Copy the records below exactly, leaving out every picture.

Data entries

************

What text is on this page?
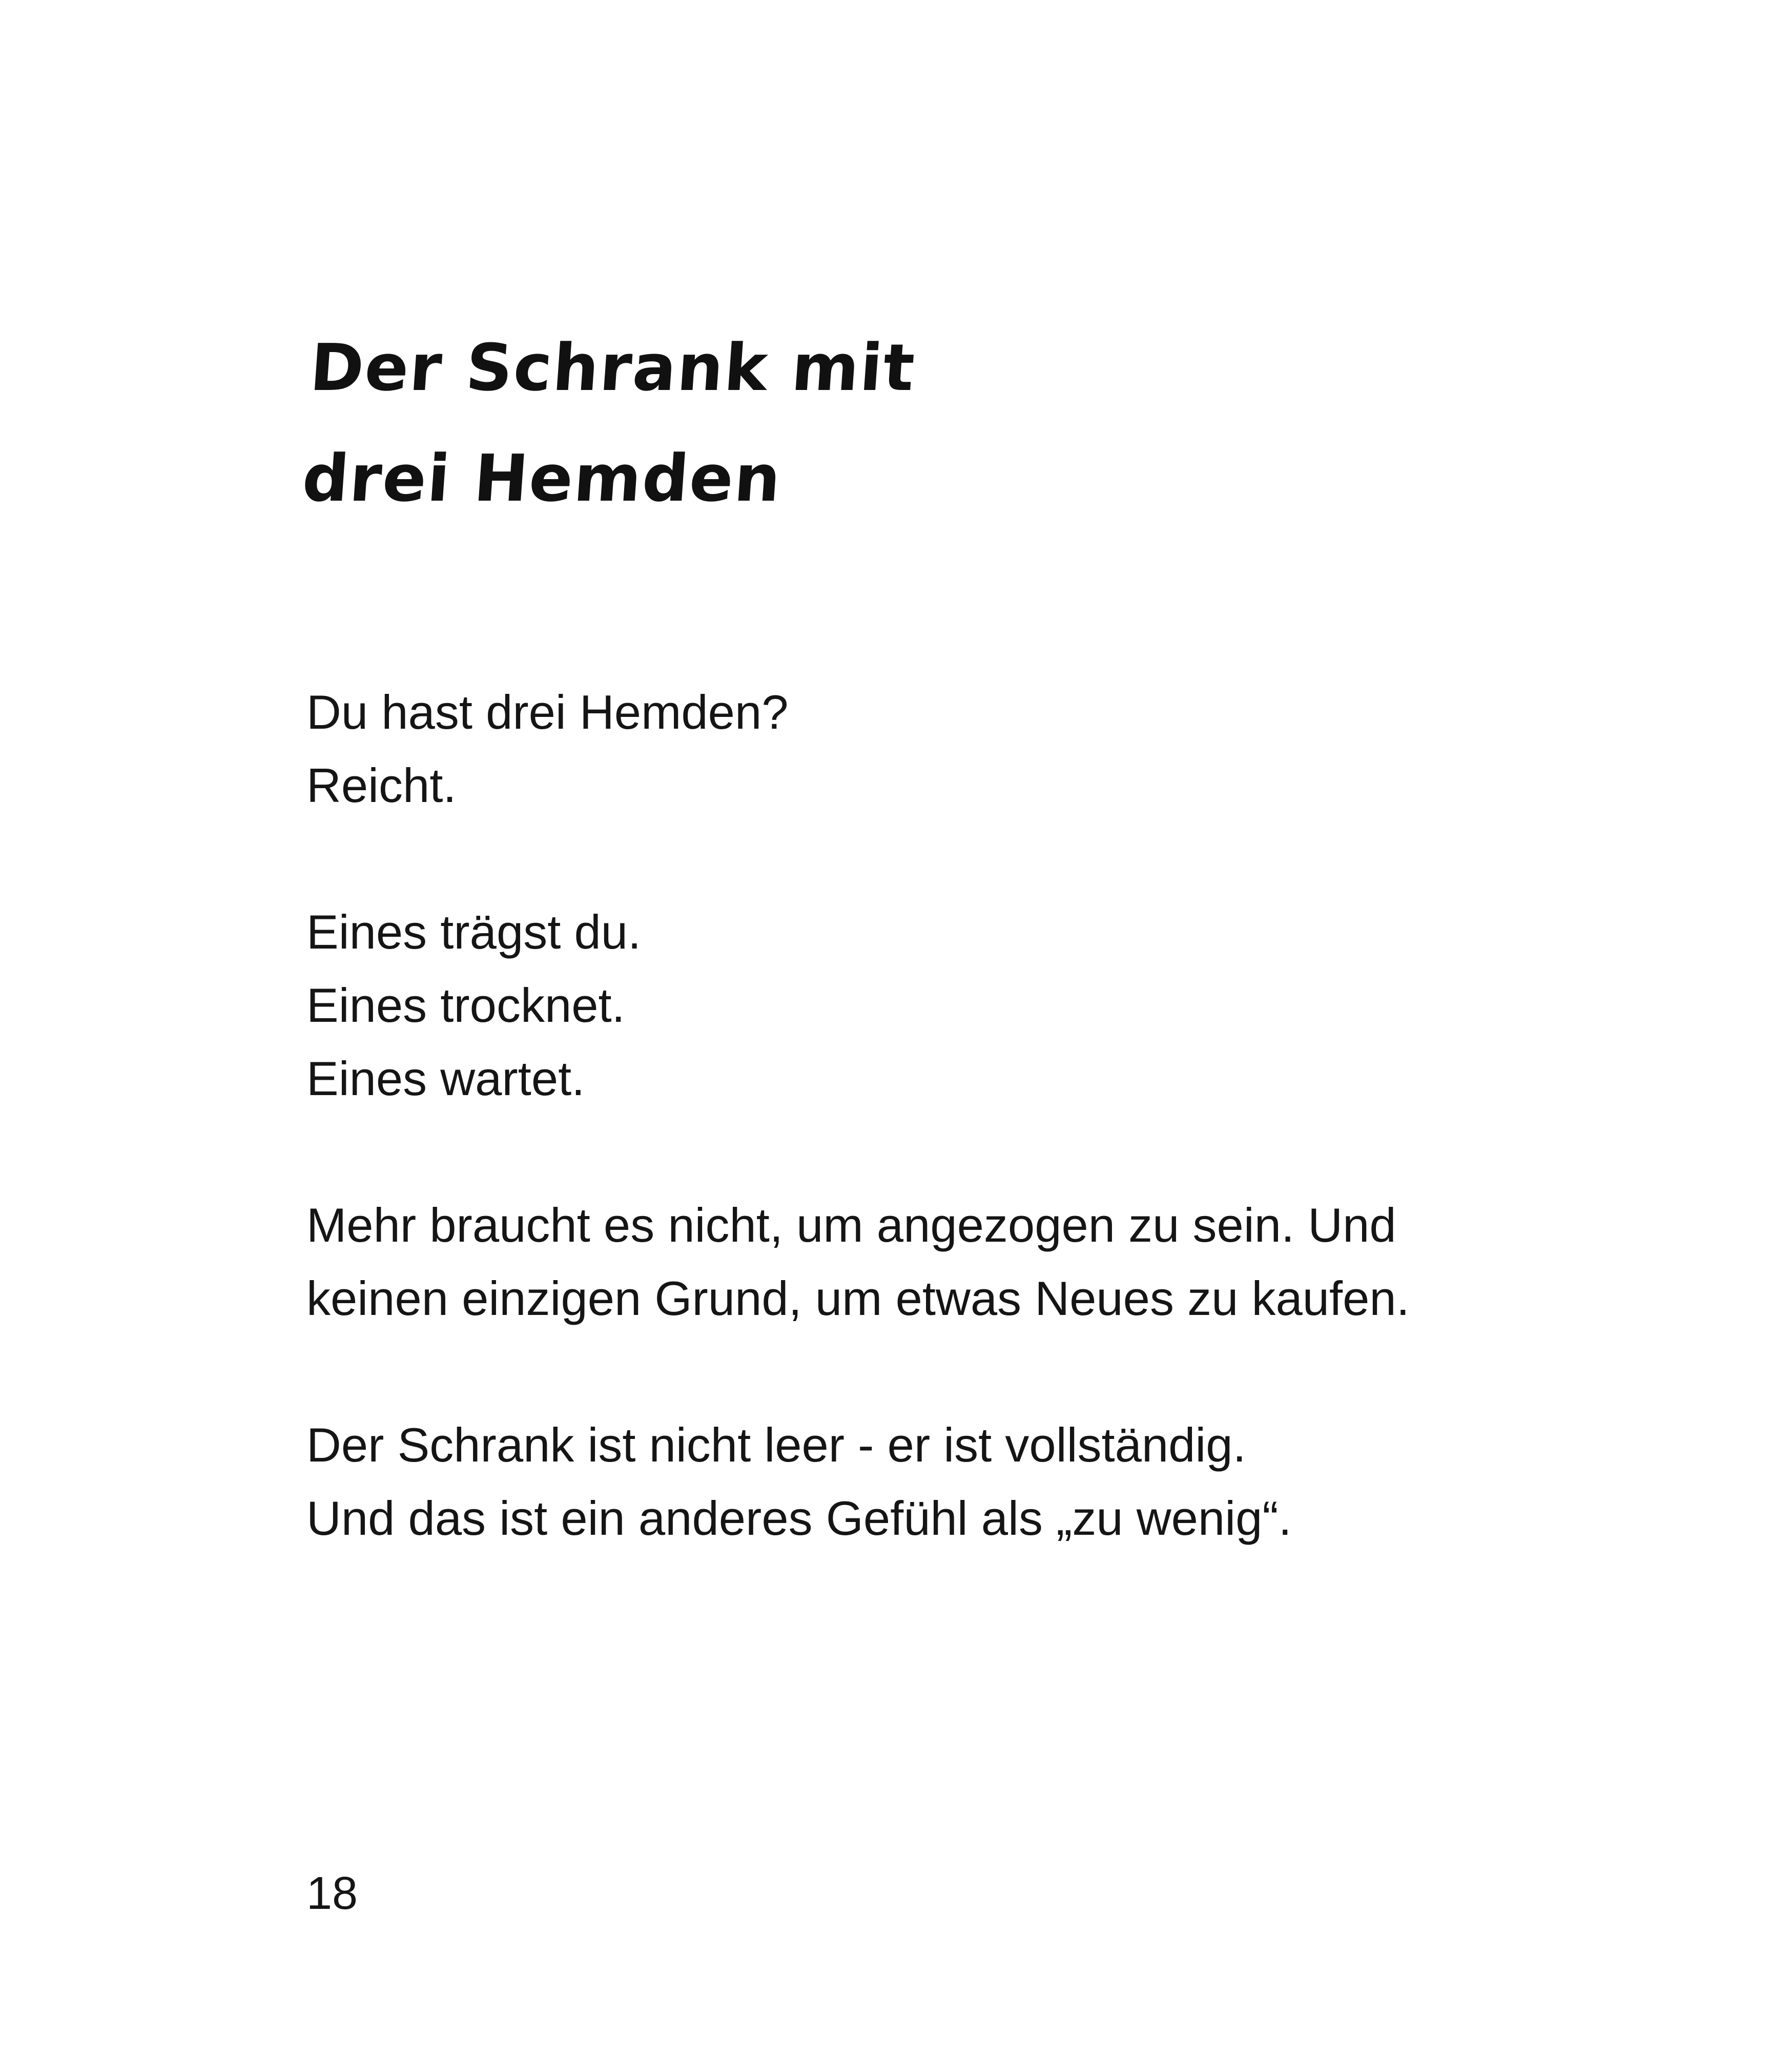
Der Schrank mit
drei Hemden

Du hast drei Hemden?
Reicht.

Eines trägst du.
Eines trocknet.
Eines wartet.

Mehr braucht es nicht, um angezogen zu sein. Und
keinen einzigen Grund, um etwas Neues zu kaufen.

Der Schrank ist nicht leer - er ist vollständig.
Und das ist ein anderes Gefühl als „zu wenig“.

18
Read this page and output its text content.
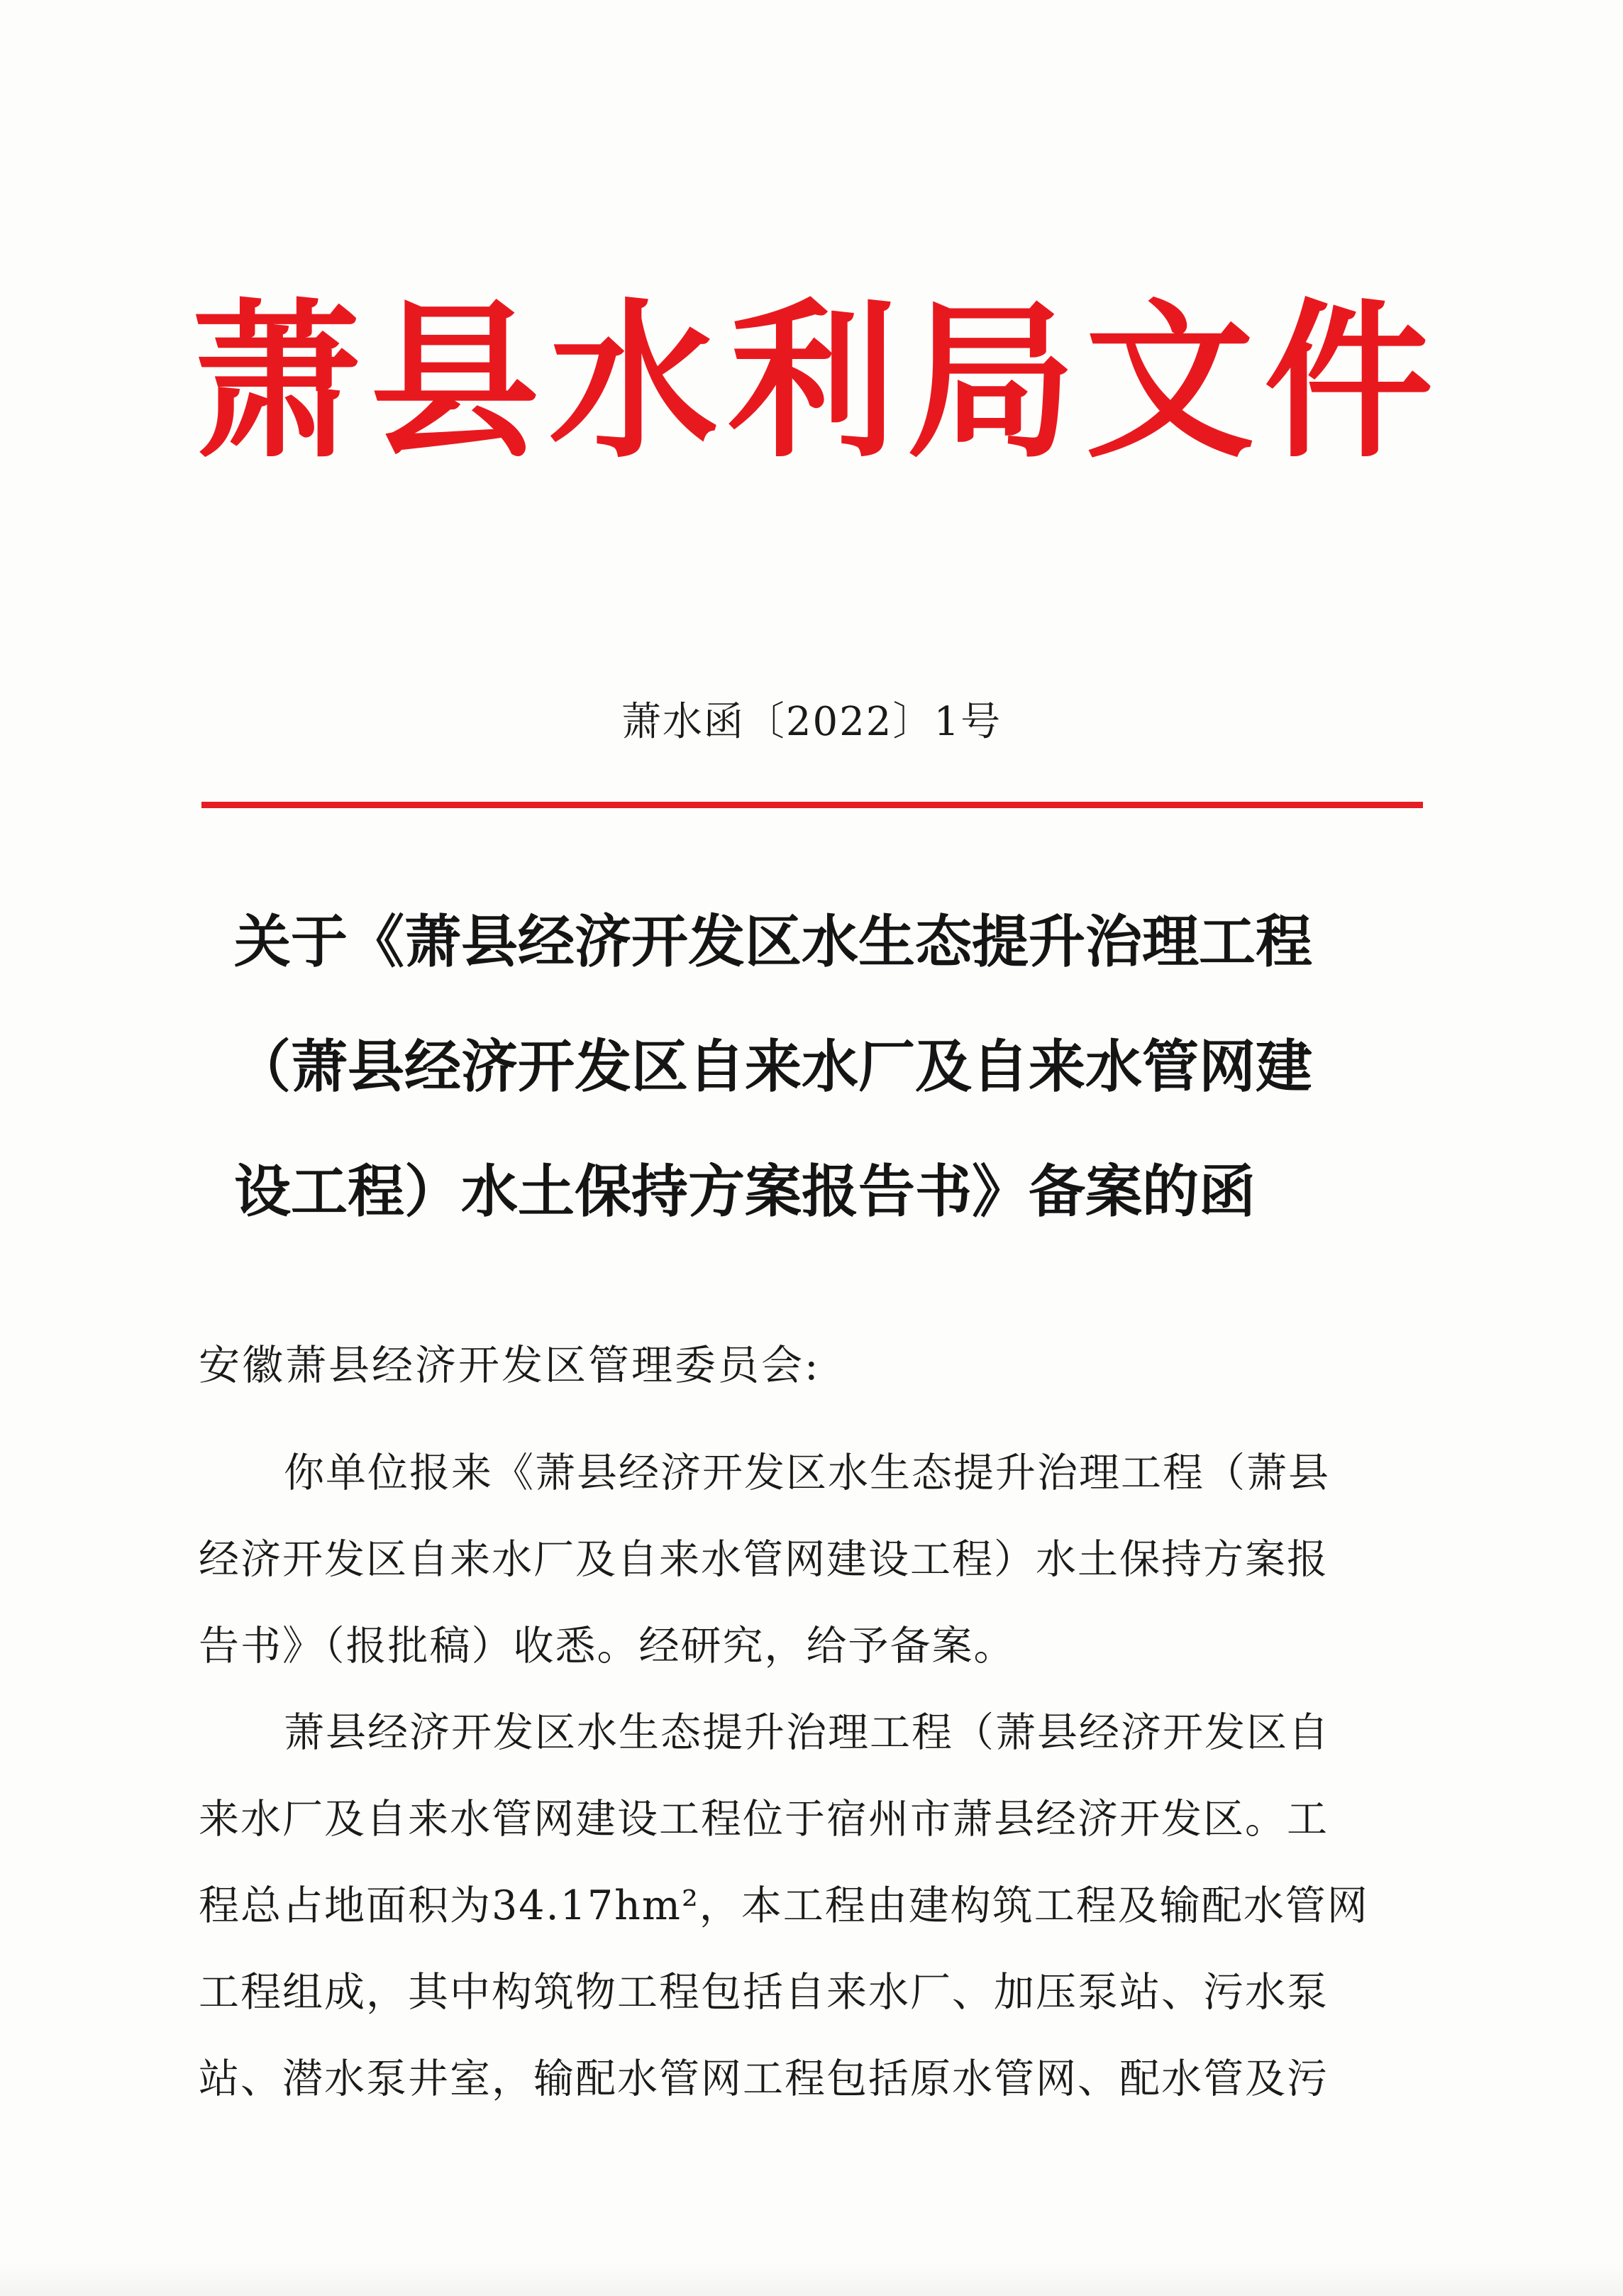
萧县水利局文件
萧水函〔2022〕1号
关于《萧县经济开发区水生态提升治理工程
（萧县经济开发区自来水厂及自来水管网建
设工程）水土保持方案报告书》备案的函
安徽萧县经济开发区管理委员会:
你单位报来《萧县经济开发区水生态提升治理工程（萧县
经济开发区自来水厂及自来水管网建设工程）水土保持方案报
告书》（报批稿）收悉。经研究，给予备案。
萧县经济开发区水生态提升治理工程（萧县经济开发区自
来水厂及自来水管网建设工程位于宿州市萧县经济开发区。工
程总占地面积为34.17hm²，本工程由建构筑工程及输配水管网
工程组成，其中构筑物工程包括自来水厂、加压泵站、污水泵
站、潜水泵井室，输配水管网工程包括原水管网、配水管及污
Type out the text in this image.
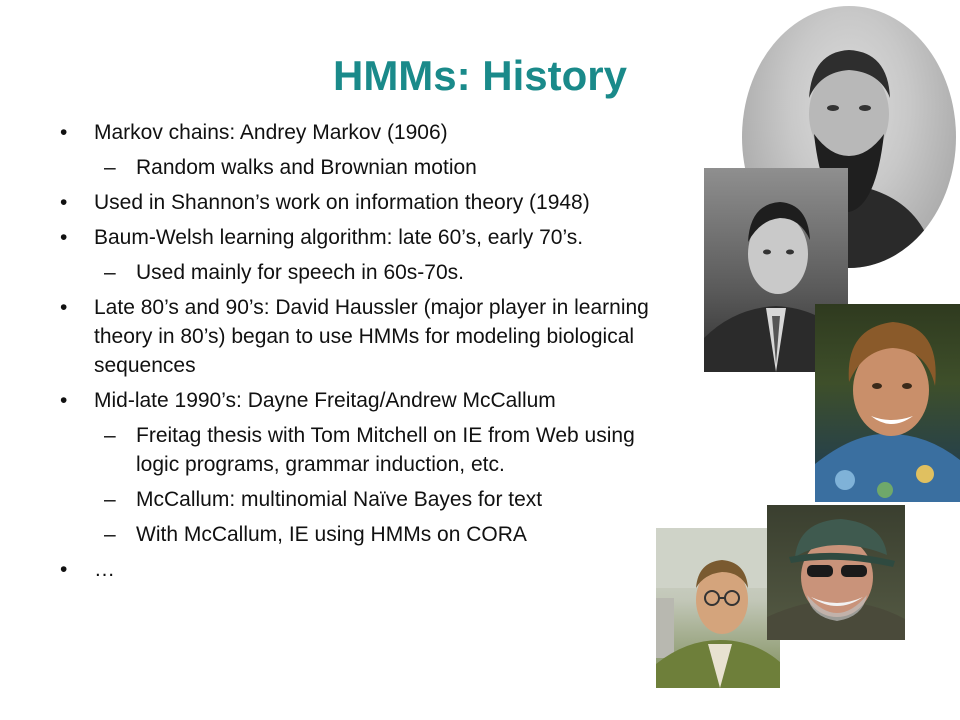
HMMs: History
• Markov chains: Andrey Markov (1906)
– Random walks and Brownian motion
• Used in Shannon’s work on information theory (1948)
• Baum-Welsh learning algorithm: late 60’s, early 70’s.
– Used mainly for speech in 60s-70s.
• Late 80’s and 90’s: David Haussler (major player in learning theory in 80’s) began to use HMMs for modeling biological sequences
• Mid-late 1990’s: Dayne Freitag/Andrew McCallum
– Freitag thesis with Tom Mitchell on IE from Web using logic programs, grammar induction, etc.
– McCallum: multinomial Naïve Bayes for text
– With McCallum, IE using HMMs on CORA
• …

************

* [Task response]
What text is on this page?
Der Schrank mit
drei Hemden

Du hast drei Hemden?
Reicht.

Eines trägst du.
Eines trocknet.
Eines wartet.

Mehr braucht es nicht, um angezogen zu sein. Und
keinen einzigen Grund, um etwas Neues zu kaufen.

Der Schrank ist nicht leer - er ist vollständig.
Und das ist ein anderes Gefühl als „zu wenig“.

18
Read this page and output its text content.
萧县水利局文件
萧水函〔2022〕1号
关于《萧县经济开发区水生态提升治理工程
（萧县经济开发区自来水厂及自来水管网建
设工程）水土保持方案报告书》备案的函
安徽萧县经济开发区管理委员会:
你单位报来《萧县经济开发区水生态提升治理工程（萧县
经济开发区自来水厂及自来水管网建设工程）水土保持方案报
告书》（报批稿）收悉。经研究，给予备案。
萧县经济开发区水生态提升治理工程（萧县经济开发区自
来水厂及自来水管网建设工程位于宿州市萧县经济开发区。工
程总占地面积为34.17hm²，本工程由建构筑工程及输配水管网
工程组成，其中构筑物工程包括自来水厂、加压泵站、污水泵
站、潜水泵井室，输配水管网工程包括原水管网、配水管及污
Type out the text in this image.
HMMs: History
• Markov chains: Andrey Markov (1906)
– Random walks and Brownian motion
• Used in Shannon’s work on information theory (1948)
• Baum-Welsh learning algorithm: late 60’s, early 70’s.
– Used mainly for speech in 60s-70s.
• Late 80’s and 90’s: David Haussler (major player in learning theory in 80’s) began to use HMMs for modeling biological sequences
• Mid-late 1990’s: Dayne Freitag/Andrew McCallum
– Freitag thesis with Tom Mitchell on IE from Web using logic programs, grammar induction, etc.
– McCallum: multinomial Naïve Bayes for text
– With McCallum, IE using HMMs on CORA
• …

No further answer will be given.